* **Directions for this task**
Copy the records below exactly, leaving out every picture.

─── Information supplied ───

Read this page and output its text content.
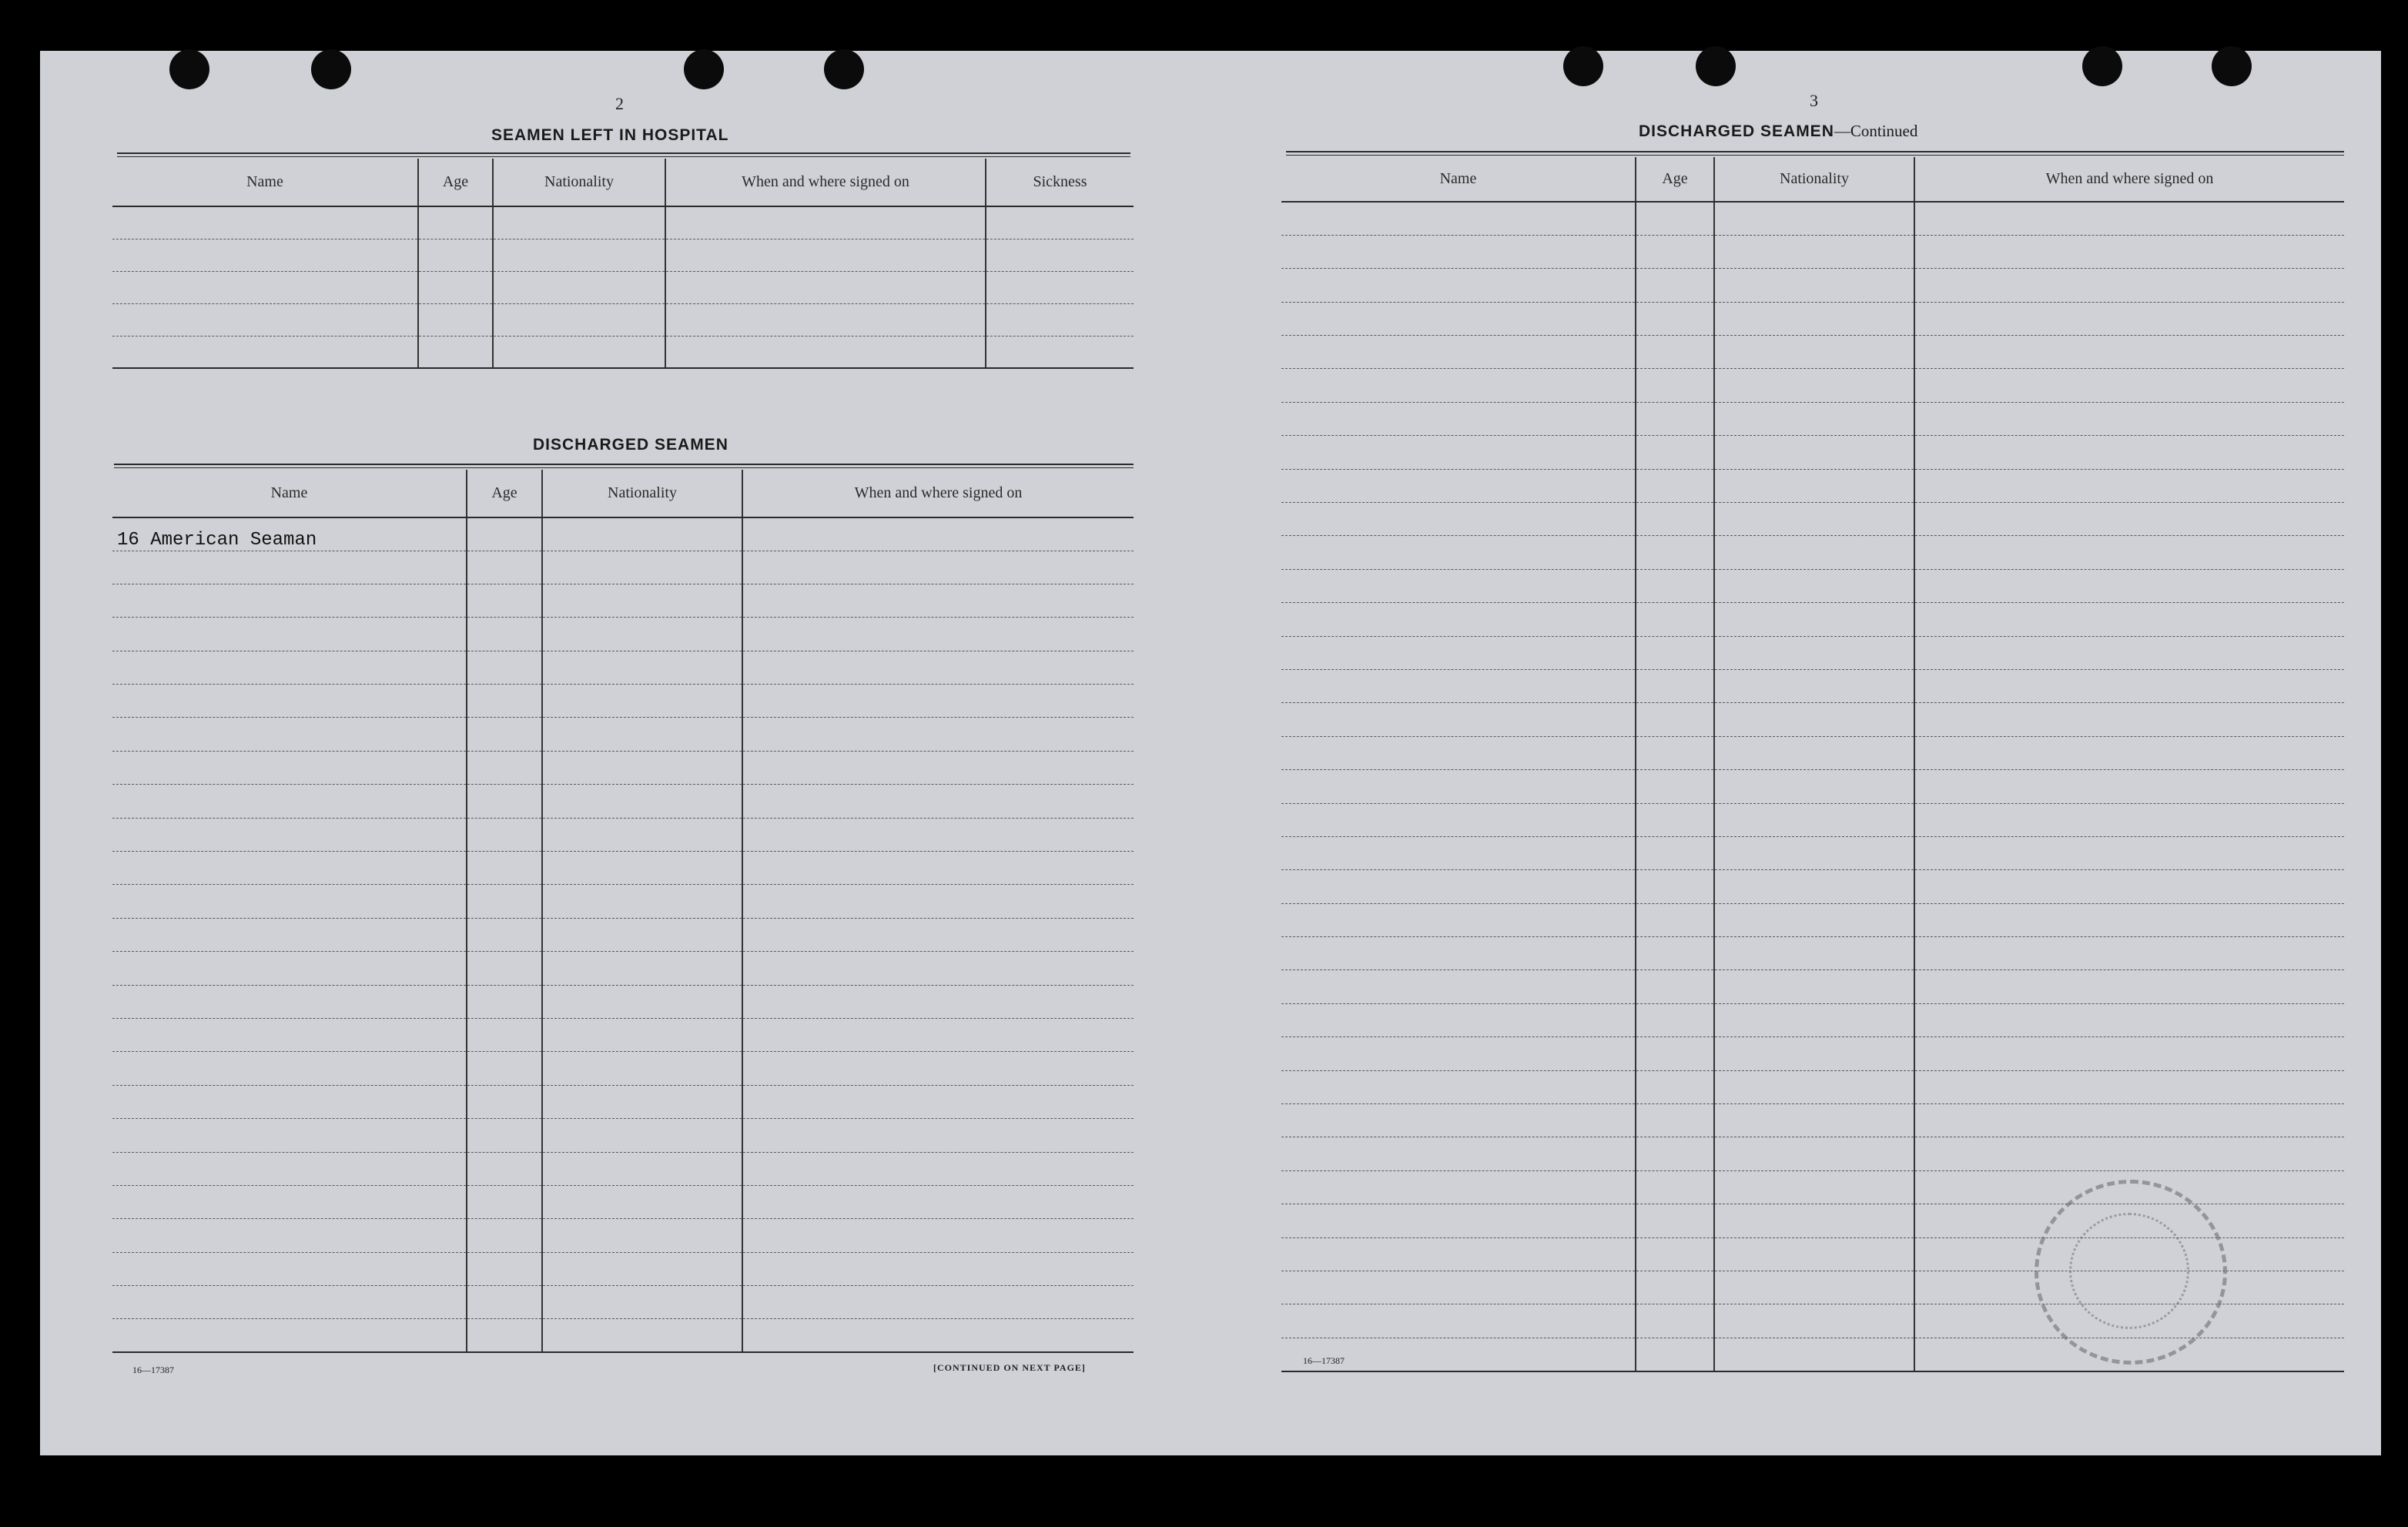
2
SEAMEN LEFT IN HOSPITAL
Name	Age	Nationality	When and where signed on	Sickness

DISCHARGED SEAMEN
Name	Age	Nationality	When and where signed on
16 American Seaman			

16—17387	[CONTINUED ON NEXT PAGE]
3
DISCHARGED SEAMEN—Continued
Name	Age	Nationality	When and where signed on

16—17387
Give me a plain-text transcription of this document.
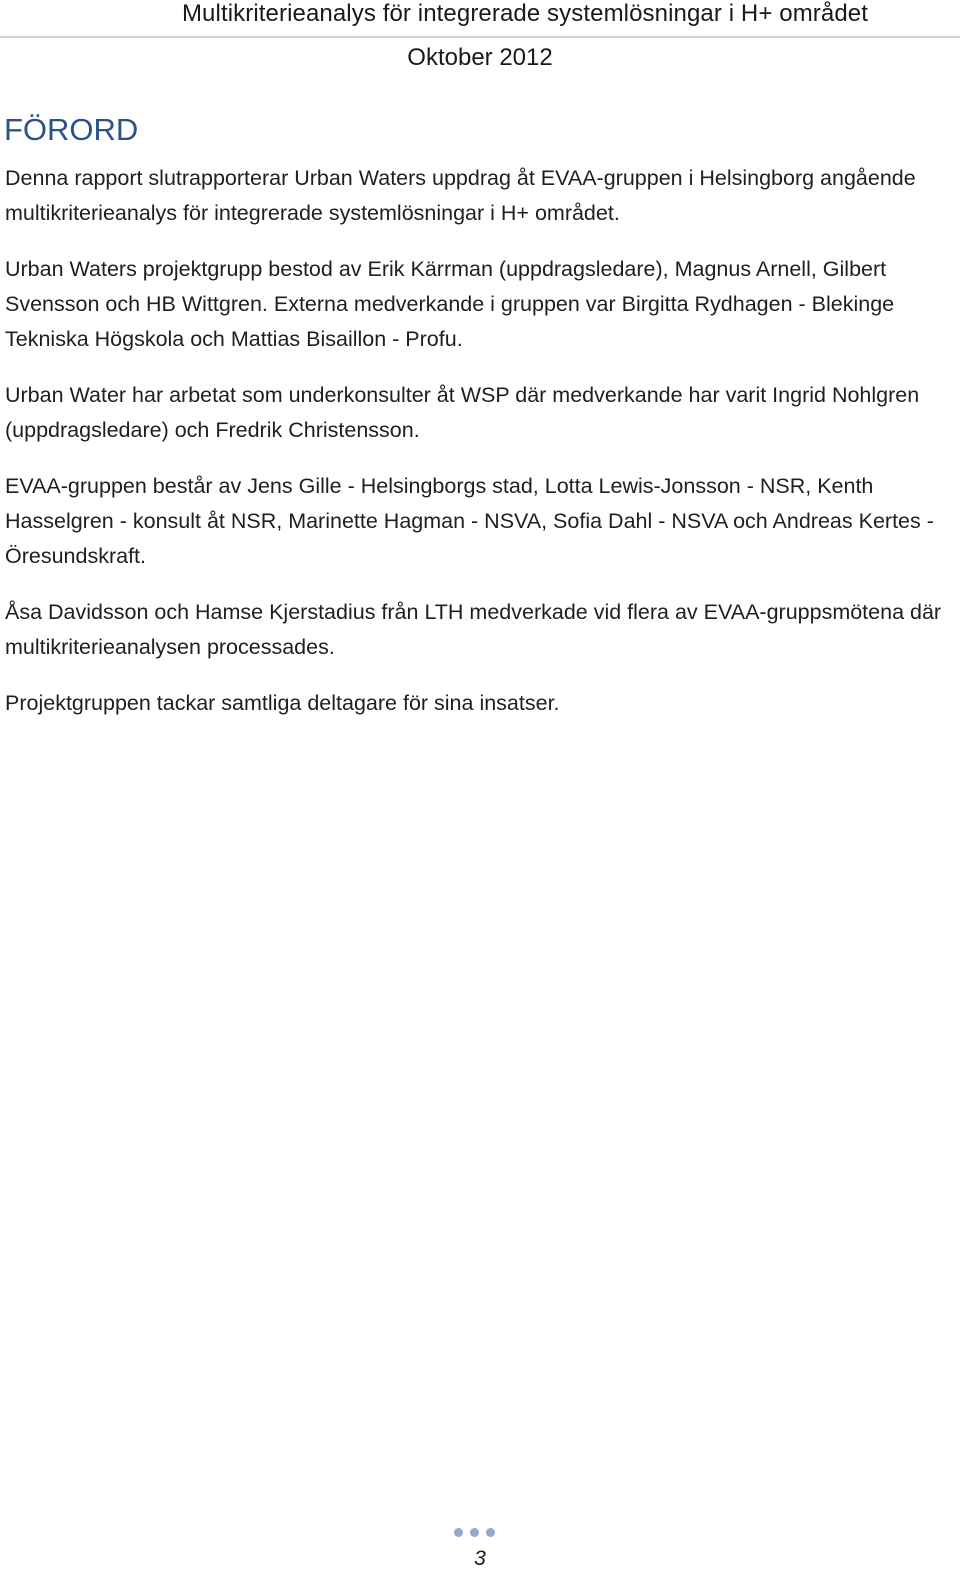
Multikriterieanalys för integrerade systemlösningar i H+ området
Oktober 2012
FÖRORD

Denna rapport slutrapporterar Urban Waters uppdrag åt EVAA-gruppen i Helsingborg angående multikriterieanalys för integrerade systemlösningar i H+ området.

Urban Waters projektgrupp bestod av Erik Kärrman (uppdragsledare), Magnus Arnell, Gilbert Svensson och HB Wittgren. Externa medverkande i gruppen var Birgitta Rydhagen - Blekinge Tekniska Högskola och Mattias Bisaillon - Profu.

Urban Water har arbetat som underkonsulter åt WSP där medverkande har varit Ingrid Nohlgren (uppdragsledare) och Fredrik Christensson.

EVAA-gruppen består av Jens Gille - Helsingborgs stad, Lotta Lewis-Jonsson - NSR, Kenth Hasselgren - konsult åt NSR, Marinette Hagman - NSVA, Sofia Dahl - NSVA och Andreas Kertes - Öresundskraft.

Åsa Davidsson och Hamse Kjerstadius från LTH medverkade vid flera av EVAA-gruppsmötena där multikriterieanalysen processades.

Projektgruppen tackar samtliga deltagare för sina insatser.

3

───

* **Solution below**
Read this page and output its text content.
2
SEAMEN LEFT IN HOSPITAL
Name	Age	Nationality	When and where signed on	Sickness

DISCHARGED SEAMEN
Name	Age	Nationality	When and where signed on
16 American Seaman			

16—17387	[CONTINUED ON NEXT PAGE]
3
DISCHARGED SEAMEN—Continued
Name	Age	Nationality	When and where signed on

16—17387
Give me a plain-text transcription of this document.
Multikriterieanalys för integrerade systemlösningar i H+ området
Oktober 2012
FÖRORD

Denna rapport slutrapporterar Urban Waters uppdrag åt EVAA-gruppen i Helsingborg angående multikriterieanalys för integrerade systemlösningar i H+ området.

Urban Waters projektgrupp bestod av Erik Kärrman (uppdragsledare), Magnus Arnell, Gilbert Svensson och HB Wittgren. Externa medverkande i gruppen var Birgitta Rydhagen - Blekinge Tekniska Högskola och Mattias Bisaillon - Profu.

Urban Water har arbetat som underkonsulter åt WSP där medverkande har varit Ingrid Nohlgren (uppdragsledare) och Fredrik Christensson.

EVAA-gruppen består av Jens Gille - Helsingborgs stad, Lotta Lewis-Jonsson - NSR, Kenth Hasselgren - konsult åt NSR, Marinette Hagman - NSVA, Sofia Dahl - NSVA och Andreas Kertes - Öresundskraft.

Åsa Davidsson och Hamse Kjerstadius från LTH medverkade vid flera av EVAA-gruppsmötena där multikriterieanalysen processades.

Projektgruppen tackar samtliga deltagare för sina insatser.

3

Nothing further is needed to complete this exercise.